What the task asks
Collect every line in the records below that contains the word "Settings".

◆ ◆ ◆

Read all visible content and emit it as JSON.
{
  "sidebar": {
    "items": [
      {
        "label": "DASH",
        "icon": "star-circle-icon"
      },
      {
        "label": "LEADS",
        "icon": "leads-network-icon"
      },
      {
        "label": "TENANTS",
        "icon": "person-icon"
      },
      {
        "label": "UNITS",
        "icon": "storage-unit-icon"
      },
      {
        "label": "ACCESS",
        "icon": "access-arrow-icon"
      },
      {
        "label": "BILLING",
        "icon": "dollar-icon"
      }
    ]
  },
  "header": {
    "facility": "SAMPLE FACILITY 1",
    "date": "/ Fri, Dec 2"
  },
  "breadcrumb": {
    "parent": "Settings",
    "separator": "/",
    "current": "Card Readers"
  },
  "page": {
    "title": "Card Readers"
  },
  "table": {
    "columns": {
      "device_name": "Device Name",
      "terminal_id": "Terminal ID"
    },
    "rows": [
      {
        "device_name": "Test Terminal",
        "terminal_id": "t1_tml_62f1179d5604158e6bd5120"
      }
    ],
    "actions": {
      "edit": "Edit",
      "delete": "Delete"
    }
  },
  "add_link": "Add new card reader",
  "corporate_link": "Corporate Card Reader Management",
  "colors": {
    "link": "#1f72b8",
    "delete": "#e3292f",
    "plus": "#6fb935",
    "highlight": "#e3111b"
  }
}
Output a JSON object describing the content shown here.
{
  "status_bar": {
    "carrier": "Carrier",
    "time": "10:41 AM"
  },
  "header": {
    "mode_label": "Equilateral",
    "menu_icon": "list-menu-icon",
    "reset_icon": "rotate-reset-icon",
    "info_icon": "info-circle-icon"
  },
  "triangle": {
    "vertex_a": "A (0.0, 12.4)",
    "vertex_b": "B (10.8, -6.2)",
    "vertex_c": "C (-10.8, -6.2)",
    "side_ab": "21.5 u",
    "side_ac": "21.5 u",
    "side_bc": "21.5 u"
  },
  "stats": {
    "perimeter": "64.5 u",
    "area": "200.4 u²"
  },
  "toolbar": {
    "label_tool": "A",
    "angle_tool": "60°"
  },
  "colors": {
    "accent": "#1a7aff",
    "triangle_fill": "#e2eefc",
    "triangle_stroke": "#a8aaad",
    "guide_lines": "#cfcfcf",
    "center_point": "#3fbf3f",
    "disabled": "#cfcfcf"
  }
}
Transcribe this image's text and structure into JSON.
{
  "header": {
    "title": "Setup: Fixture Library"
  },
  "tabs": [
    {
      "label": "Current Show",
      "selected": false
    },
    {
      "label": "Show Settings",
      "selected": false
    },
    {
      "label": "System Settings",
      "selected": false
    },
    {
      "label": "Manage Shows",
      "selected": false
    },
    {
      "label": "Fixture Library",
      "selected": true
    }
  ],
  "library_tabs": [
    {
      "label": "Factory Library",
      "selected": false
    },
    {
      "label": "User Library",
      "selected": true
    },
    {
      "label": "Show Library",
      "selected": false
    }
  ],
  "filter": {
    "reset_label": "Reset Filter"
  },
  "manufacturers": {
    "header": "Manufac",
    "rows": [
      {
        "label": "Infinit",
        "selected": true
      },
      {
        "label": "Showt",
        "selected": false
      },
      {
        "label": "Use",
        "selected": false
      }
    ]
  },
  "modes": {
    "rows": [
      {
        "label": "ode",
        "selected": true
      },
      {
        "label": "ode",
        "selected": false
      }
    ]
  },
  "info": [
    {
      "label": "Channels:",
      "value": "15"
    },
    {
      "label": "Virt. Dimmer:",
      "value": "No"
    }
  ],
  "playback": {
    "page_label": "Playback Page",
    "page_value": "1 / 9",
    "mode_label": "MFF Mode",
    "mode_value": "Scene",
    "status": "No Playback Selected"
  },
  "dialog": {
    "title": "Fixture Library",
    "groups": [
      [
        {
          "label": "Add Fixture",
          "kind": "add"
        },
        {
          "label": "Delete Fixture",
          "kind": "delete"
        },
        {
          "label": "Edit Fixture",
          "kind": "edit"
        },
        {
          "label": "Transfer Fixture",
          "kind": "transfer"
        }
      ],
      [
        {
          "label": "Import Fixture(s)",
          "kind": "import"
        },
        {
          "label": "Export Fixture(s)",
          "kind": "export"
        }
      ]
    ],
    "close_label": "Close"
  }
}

◆ ◆ ◆

Task solution
    "parent": "Settings",
      "label": "Show Settings",
      "label": "System Settings",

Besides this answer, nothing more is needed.